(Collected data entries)
'''
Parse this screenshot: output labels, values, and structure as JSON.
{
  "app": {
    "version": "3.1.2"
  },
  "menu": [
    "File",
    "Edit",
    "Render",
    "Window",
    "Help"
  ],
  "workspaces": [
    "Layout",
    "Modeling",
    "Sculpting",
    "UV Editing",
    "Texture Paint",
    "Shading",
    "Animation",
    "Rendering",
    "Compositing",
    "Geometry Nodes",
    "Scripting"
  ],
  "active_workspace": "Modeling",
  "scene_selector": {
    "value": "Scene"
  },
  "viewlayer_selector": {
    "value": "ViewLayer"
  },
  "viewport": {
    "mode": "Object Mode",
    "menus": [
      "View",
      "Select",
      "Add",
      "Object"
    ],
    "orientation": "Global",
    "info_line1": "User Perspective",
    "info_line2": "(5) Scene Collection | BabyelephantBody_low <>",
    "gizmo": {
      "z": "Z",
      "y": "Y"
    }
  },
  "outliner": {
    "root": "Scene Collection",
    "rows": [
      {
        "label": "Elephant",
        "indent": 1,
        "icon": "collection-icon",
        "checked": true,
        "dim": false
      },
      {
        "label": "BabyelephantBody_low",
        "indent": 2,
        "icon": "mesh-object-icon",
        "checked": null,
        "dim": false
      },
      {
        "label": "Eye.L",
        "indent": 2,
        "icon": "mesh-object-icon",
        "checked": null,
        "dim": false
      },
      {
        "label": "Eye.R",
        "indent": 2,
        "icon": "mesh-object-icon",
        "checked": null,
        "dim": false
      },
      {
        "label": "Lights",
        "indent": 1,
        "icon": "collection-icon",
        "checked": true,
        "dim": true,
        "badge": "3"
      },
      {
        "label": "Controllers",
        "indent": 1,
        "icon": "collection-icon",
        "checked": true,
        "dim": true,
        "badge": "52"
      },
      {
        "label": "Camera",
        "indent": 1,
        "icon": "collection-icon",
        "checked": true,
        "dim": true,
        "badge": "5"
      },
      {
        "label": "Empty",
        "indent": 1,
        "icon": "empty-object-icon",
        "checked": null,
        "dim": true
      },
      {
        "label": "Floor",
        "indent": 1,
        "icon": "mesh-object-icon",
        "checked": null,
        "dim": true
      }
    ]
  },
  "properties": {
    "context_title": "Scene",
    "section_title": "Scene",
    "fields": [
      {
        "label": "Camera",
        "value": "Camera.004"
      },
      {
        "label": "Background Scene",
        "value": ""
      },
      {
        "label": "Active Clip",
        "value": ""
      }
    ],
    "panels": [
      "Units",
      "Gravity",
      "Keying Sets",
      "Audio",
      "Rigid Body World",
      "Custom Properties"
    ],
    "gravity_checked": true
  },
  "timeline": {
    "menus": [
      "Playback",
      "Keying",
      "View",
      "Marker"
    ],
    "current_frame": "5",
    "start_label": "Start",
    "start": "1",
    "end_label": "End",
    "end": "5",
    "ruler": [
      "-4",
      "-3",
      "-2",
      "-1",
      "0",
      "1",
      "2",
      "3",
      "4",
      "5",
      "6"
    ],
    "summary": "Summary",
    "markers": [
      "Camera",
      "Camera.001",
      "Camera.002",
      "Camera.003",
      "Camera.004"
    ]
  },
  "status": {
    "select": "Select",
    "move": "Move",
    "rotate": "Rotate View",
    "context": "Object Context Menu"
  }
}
'''
__Problem to solve__: Print back all the lines verbatim.

__Result of this exercise__:
Parse this screenshot: output labels, values, and structure as JSON.
{
  "app": {
    "version": "3.1.2"
  },
  "menu": [
    "File",
    "Edit",
    "Render",
    "Window",
    "Help"
  ],
  "workspaces": [
    "Layout",
    "Modeling",
    "Sculpting",
    "UV Editing",
    "Texture Paint",
    "Shading",
    "Animation",
    "Rendering",
    "Compositing",
    "Geometry Nodes",
    "Scripting"
  ],
  "active_workspace": "Modeling",
  "scene_selector": {
    "value": "Scene"
  },
  "viewlayer_selector": {
    "value": "ViewLayer"
  },
  "viewport": {
    "mode": "Object Mode",
    "menus": [
      "View",
      "Select",
      "Add",
      "Object"
    ],
    "orientation": "Global",
    "info_line1": "User Perspective",
    "info_line2": "(5) Scene Collection | BabyelephantBody_low <>",
    "gizmo": {
      "z": "Z",
      "y": "Y"
    }
  },
  "outliner": {
    "root": "Scene Collection",
    "rows": [
      {
        "label": "Elephant",
        "indent": 1,
        "icon": "collection-icon",
        "checked": true,
        "dim": false
      },
      {
        "label": "BabyelephantBody_low",
        "indent": 2,
        "icon": "mesh-object-icon",
        "checked": null,
        "dim": false
      },
      {
        "label": "Eye.L",
        "indent": 2,
        "icon": "mesh-object-icon",
        "checked": null,
        "dim": false
      },
      {
        "label": "Eye.R",
        "indent": 2,
        "icon": "mesh-object-icon",
        "checked": null,
        "dim": false
      },
      {
        "label": "Lights",
        "indent": 1,
        "icon": "collection-icon",
        "checked": true,
        "dim": true,
        "badge": "3"
      },
      {
        "label": "Controllers",
        "indent": 1,
        "icon": "collection-icon",
        "checked": true,
        "dim": true,
        "badge": "52"
      },
      {
        "label": "Camera",
        "indent": 1,
        "icon": "collection-icon",
        "checked": true,
        "dim": true,
        "badge": "5"
      },
      {
        "label": "Empty",
        "indent": 1,
        "icon": "empty-object-icon",
        "checked": null,
        "dim": true
      },
      {
        "label": "Floor",
        "indent": 1,
        "icon": "mesh-object-icon",
        "checked": null,
        "dim": true
      }
    ]
  },
  "properties": {
    "context_title": "Scene",
    "section_title": "Scene",
    "fields": [
      {
        "label": "Camera",
        "value": "Camera.004"
      },
      {
        "label": "Background Scene",
        "value": ""
      },
      {
        "label": "Active Clip",
        "value": ""
      }
    ],
    "panels": [
      "Units",
      "Gravity",
      "Keying Sets",
      "Audio",
      "Rigid Body World",
      "Custom Properties"
    ],
    "gravity_checked": true
  },
  "timeline": {
    "menus": [
      "Playback",
      "Keying",
      "View",
      "Marker"
    ],
    "current_frame": "5",
    "start_label": "Start",
    "start": "1",
    "end_label": "End",
    "end": "5",
    "ruler": [
      "-4",
      "-3",
      "-2",
      "-1",
      "0",
      "1",
      "2",
      "3",
      "4",
      "5",
      "6"
    ],
    "summary": "Summary",
    "markers": [
      "Camera",
      "Camera.001",
      "Camera.002",
      "Camera.003",
      "Camera.004"
    ]
  },
  "status": {
    "select": "Select",
    "move": "Move",
    "rotate": "Rotate View",
    "context": "Object Context Menu"
  }
}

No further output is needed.